The request =
Copy out the lines that include the word "many".

══ Material supplied

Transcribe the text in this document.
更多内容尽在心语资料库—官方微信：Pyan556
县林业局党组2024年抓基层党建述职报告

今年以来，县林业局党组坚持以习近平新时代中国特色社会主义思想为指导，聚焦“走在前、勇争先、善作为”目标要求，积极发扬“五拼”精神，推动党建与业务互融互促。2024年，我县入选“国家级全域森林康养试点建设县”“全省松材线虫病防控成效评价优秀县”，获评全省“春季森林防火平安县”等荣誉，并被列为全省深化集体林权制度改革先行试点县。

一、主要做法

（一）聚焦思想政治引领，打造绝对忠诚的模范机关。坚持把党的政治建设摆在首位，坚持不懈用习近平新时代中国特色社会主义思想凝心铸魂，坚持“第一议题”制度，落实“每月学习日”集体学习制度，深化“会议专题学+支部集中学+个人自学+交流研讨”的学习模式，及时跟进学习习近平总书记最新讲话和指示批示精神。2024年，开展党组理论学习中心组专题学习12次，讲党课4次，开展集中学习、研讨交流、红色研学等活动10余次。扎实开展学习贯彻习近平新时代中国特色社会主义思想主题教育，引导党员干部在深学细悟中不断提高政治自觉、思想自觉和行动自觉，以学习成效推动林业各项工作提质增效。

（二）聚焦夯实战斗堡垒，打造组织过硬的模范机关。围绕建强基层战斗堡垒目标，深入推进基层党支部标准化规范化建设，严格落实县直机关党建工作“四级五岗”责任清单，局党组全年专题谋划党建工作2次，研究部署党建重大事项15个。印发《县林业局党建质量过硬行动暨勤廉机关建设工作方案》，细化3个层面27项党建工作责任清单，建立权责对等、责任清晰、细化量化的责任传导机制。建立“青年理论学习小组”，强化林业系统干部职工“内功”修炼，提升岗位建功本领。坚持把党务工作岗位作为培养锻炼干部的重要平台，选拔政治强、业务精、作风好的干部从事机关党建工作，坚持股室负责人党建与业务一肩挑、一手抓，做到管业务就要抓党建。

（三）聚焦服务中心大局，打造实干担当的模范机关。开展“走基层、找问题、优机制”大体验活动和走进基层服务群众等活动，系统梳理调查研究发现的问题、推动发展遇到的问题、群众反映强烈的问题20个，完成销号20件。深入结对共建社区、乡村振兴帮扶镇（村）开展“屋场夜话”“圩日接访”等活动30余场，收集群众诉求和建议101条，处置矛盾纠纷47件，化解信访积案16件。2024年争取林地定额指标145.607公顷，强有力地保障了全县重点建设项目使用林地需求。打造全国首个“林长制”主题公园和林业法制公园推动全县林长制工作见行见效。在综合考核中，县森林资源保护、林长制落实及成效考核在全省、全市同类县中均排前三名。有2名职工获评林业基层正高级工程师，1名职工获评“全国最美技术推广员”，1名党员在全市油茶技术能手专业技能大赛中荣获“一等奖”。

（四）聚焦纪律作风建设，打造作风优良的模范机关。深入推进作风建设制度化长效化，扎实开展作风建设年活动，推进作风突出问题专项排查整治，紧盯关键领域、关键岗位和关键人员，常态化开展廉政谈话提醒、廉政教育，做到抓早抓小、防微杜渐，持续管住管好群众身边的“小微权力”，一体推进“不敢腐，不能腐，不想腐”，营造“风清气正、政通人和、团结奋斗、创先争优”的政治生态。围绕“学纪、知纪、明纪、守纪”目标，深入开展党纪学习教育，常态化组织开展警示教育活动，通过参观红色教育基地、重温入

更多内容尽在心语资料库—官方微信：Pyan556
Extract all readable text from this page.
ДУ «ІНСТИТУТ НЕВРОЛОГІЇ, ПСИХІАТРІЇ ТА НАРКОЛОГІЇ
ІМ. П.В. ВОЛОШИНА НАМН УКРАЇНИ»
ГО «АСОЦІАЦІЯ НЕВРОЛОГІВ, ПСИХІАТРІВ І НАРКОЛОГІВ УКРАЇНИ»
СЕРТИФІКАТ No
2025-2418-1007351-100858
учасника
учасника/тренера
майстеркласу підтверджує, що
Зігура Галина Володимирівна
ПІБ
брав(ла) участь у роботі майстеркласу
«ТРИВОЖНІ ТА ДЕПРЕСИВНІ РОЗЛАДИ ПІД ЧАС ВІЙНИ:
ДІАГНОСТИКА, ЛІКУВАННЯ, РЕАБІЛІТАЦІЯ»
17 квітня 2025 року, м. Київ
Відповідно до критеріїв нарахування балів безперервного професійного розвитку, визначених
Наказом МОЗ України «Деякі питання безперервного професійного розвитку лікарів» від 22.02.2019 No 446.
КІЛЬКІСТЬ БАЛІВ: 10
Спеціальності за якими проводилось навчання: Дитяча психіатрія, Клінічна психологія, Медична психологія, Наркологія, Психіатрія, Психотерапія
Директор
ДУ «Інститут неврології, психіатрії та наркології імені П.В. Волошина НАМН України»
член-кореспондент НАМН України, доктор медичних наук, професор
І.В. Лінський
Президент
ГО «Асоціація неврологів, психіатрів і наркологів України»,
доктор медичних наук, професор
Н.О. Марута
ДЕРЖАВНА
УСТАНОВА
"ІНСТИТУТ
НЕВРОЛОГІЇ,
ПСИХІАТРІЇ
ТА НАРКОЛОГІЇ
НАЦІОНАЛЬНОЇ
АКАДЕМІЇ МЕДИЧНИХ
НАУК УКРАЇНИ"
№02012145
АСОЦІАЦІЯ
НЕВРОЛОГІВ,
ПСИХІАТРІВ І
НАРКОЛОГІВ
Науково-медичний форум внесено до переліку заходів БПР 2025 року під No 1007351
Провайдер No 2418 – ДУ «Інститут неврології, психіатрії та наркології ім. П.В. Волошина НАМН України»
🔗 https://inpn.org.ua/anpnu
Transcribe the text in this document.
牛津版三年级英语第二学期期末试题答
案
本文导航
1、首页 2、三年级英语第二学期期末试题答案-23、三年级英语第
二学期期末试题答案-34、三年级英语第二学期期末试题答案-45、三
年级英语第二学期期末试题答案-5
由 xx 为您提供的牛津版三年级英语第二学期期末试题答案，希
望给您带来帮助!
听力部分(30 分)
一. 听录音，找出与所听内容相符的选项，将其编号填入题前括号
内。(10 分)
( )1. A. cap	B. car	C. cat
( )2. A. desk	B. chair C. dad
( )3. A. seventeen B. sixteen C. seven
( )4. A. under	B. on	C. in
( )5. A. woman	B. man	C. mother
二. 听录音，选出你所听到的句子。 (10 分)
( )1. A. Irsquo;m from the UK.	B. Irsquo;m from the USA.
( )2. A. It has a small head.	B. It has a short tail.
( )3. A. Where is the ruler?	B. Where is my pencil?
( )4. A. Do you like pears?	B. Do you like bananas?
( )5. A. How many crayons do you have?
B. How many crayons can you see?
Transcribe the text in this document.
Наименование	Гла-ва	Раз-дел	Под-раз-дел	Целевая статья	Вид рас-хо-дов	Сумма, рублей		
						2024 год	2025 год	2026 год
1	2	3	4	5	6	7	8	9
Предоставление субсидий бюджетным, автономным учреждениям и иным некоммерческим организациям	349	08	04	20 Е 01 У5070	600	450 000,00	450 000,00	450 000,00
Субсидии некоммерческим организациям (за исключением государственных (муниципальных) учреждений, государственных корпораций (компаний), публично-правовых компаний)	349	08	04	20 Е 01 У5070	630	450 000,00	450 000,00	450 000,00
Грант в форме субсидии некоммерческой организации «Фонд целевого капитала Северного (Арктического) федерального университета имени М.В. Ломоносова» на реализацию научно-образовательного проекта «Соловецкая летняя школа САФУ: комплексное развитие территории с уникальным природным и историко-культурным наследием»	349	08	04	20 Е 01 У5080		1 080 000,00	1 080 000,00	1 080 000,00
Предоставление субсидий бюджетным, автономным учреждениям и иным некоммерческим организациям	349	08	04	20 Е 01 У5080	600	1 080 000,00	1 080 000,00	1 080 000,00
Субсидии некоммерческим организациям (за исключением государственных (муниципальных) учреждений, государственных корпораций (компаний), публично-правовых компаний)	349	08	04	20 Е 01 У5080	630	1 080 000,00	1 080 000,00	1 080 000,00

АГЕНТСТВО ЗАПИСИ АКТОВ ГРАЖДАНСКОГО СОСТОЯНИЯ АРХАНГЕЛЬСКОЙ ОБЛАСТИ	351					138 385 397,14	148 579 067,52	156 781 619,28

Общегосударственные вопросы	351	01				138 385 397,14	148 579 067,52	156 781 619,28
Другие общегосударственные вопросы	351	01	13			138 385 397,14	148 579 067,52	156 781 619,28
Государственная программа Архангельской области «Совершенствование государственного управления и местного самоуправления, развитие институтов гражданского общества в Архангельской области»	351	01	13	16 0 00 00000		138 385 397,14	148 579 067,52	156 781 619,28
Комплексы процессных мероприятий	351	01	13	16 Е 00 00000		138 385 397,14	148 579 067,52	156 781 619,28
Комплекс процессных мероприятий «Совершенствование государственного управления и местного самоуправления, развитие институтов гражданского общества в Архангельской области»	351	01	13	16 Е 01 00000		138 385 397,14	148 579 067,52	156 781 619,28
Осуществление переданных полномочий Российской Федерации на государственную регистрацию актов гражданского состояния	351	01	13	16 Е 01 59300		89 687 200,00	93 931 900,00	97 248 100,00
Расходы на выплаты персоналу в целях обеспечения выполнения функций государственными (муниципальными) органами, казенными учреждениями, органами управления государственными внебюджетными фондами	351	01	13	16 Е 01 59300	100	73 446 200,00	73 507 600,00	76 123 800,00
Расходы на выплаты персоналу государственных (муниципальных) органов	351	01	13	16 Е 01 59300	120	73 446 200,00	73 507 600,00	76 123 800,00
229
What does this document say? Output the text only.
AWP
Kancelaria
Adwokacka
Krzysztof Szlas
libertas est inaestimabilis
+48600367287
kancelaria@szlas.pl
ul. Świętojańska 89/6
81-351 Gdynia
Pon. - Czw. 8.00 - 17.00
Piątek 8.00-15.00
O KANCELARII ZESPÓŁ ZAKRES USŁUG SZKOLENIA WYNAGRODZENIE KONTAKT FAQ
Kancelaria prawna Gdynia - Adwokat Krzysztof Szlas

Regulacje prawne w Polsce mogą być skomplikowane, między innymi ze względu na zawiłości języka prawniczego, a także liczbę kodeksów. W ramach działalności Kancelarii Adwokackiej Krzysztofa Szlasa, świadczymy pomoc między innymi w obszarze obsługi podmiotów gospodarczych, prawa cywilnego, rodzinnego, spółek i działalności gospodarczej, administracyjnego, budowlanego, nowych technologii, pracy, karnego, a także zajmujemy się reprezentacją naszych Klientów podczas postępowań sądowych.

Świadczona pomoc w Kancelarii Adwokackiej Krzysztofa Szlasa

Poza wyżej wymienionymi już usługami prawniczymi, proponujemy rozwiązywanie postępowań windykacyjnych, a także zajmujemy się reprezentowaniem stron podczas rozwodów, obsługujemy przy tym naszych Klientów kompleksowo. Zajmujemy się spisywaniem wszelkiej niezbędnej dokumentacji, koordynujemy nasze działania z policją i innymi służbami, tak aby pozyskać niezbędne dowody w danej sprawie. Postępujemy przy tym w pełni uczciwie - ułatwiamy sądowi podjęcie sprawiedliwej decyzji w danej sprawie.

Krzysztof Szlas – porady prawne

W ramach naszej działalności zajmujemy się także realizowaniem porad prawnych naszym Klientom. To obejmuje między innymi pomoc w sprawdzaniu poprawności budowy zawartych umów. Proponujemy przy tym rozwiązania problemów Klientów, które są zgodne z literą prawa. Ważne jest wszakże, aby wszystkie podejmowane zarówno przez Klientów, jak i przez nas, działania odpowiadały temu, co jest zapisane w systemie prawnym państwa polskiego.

════

Right answer =
( )5. A. How many crayons do you have?
B. How many crayons can you see?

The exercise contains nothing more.